▸ JOB: Search the material for "Retail" and show all lines that contain it.

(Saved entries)
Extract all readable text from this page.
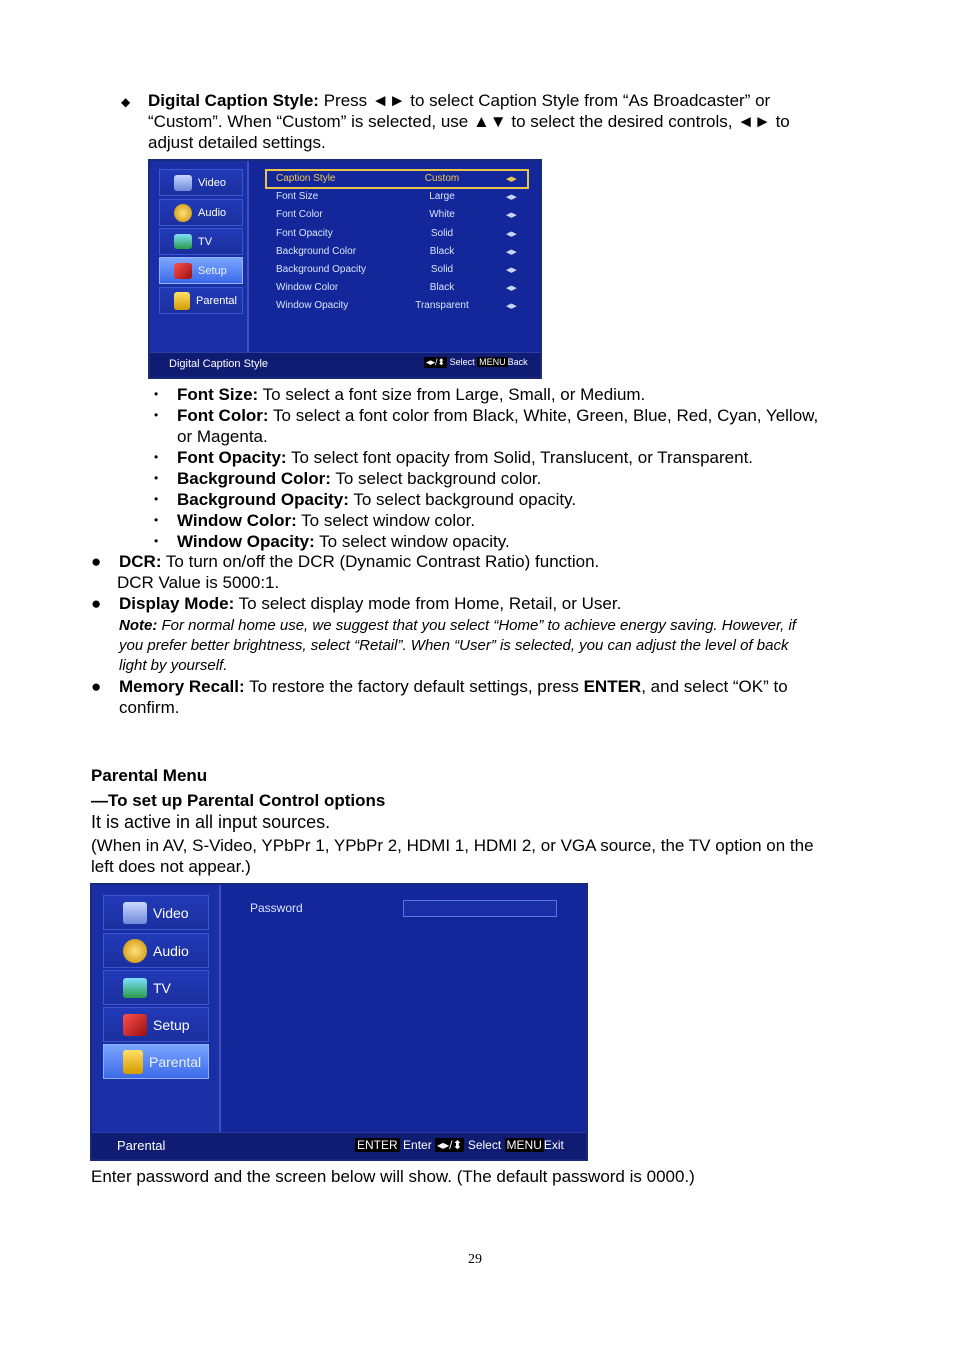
◆ Digital Caption Style: Press ◄► to select Caption Style from “As Broadcaster” or
“Custom”. When “Custom” is selected, use ▲▼ to select the desired controls, ◄► to
adjust detailed settings.
Video
Audio
TV
Setup
Parental
Caption Style	Custom	◀▶
Font Size	Large	◀▶
Font Color	White	◀▶
Font Opacity	Solid	◀▶
Background Color	Black	◀▶
Background Opacity	Solid	◀▶
Window Color	Black	◀▶
Window Opacity	Transparent	◀▶
Digital Caption Style	◂▸/⬍ Select MENU Back
• Font Size: To select a font size from Large, Small, or Medium.
• Font Color: To select a font color from Black, White, Green, Blue, Red, Cyan, Yellow,
or Magenta.
• Font Opacity: To select font opacity from Solid, Translucent, or Transparent.
• Background Color: To select background color.
• Background Opacity: To select background opacity.
• Window Color: To select window color.
• Window Opacity: To select window opacity.
● DCR: To turn on/off the DCR (Dynamic Contrast Ratio) function.
DCR Value is 5000:1.
● Display Mode: To select display mode from Home, Retail, or User.
Note: For normal home use, we suggest that you select “Home” to achieve energy saving. However, if
you prefer better brightness, select “Retail”. When “User” is selected, you can adjust the level of back
light by yourself.
● Memory Recall: To restore the factory default settings, press ENTER, and select “OK” to
confirm.
Parental Menu
—To set up Parental Control options
It is active in all input sources.
(When in AV, S-Video, YPbPr 1, YPbPr 2, HDMI 1, HDMI 2, or VGA source, the TV option on the
left does not appear.)
Video
Audio
TV
Setup
Parental
Password
Parental	ENTER Enter ◂▸/⬍ Select MENU Exit
Enter password and the screen below will show. (The default password is 0000.)
29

▸ FULL SOLUTION:
● Display Mode: To select display mode from Home, Retail, or User.
you prefer better brightness, select “Retail”. When “User” is selected, you can adjust the level of back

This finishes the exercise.